(Data entries)
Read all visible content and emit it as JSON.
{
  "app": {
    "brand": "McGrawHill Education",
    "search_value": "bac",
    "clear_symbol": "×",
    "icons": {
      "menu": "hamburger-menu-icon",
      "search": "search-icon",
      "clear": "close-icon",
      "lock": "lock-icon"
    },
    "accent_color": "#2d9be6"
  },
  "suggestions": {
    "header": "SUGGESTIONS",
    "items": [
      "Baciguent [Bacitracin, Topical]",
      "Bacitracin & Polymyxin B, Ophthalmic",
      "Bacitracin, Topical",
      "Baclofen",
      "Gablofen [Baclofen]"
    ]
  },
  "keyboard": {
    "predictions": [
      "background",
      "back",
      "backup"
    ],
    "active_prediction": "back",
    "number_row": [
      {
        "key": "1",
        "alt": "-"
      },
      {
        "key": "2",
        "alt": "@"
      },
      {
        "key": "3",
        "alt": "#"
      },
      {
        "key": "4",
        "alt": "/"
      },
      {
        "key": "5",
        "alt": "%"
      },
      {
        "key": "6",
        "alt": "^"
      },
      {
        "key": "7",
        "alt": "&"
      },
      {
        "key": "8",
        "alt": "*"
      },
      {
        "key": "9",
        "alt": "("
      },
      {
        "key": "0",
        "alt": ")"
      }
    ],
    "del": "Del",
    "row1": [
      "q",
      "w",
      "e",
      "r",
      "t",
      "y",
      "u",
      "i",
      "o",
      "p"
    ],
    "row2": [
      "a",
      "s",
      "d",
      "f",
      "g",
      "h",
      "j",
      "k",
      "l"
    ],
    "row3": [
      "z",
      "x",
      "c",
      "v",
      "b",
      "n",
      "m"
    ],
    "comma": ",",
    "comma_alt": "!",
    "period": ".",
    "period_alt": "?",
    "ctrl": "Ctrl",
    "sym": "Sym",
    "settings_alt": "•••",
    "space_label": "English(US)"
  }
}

**GIVEN REQUEST:**
Every line of the records above needs to be given again exactly.

**TASK RESPONSE:**
Read all visible content and emit it as JSON.
{
  "app": {
    "brand": "McGrawHill Education",
    "search_value": "bac",
    "clear_symbol": "×",
    "icons": {
      "menu": "hamburger-menu-icon",
      "search": "search-icon",
      "clear": "close-icon",
      "lock": "lock-icon"
    },
    "accent_color": "#2d9be6"
  },
  "suggestions": {
    "header": "SUGGESTIONS",
    "items": [
      "Baciguent [Bacitracin, Topical]",
      "Bacitracin & Polymyxin B, Ophthalmic",
      "Bacitracin, Topical",
      "Baclofen",
      "Gablofen [Baclofen]"
    ]
  },
  "keyboard": {
    "predictions": [
      "background",
      "back",
      "backup"
    ],
    "active_prediction": "back",
    "number_row": [
      {
        "key": "1",
        "alt": "-"
      },
      {
        "key": "2",
        "alt": "@"
      },
      {
        "key": "3",
        "alt": "#"
      },
      {
        "key": "4",
        "alt": "/"
      },
      {
        "key": "5",
        "alt": "%"
      },
      {
        "key": "6",
        "alt": "^"
      },
      {
        "key": "7",
        "alt": "&"
      },
      {
        "key": "8",
        "alt": "*"
      },
      {
        "key": "9",
        "alt": "("
      },
      {
        "key": "0",
        "alt": ")"
      }
    ],
    "del": "Del",
    "row1": [
      "q",
      "w",
      "e",
      "r",
      "t",
      "y",
      "u",
      "i",
      "o",
      "p"
    ],
    "row2": [
      "a",
      "s",
      "d",
      "f",
      "g",
      "h",
      "j",
      "k",
      "l"
    ],
    "row3": [
      "z",
      "x",
      "c",
      "v",
      "b",
      "n",
      "m"
    ],
    "comma": ",",
    "comma_alt": "!",
    "period": ".",
    "period_alt": "?",
    "ctrl": "Ctrl",
    "sym": "Sym",
    "settings_alt": "•••",
    "space_label": "English(US)"
  }
}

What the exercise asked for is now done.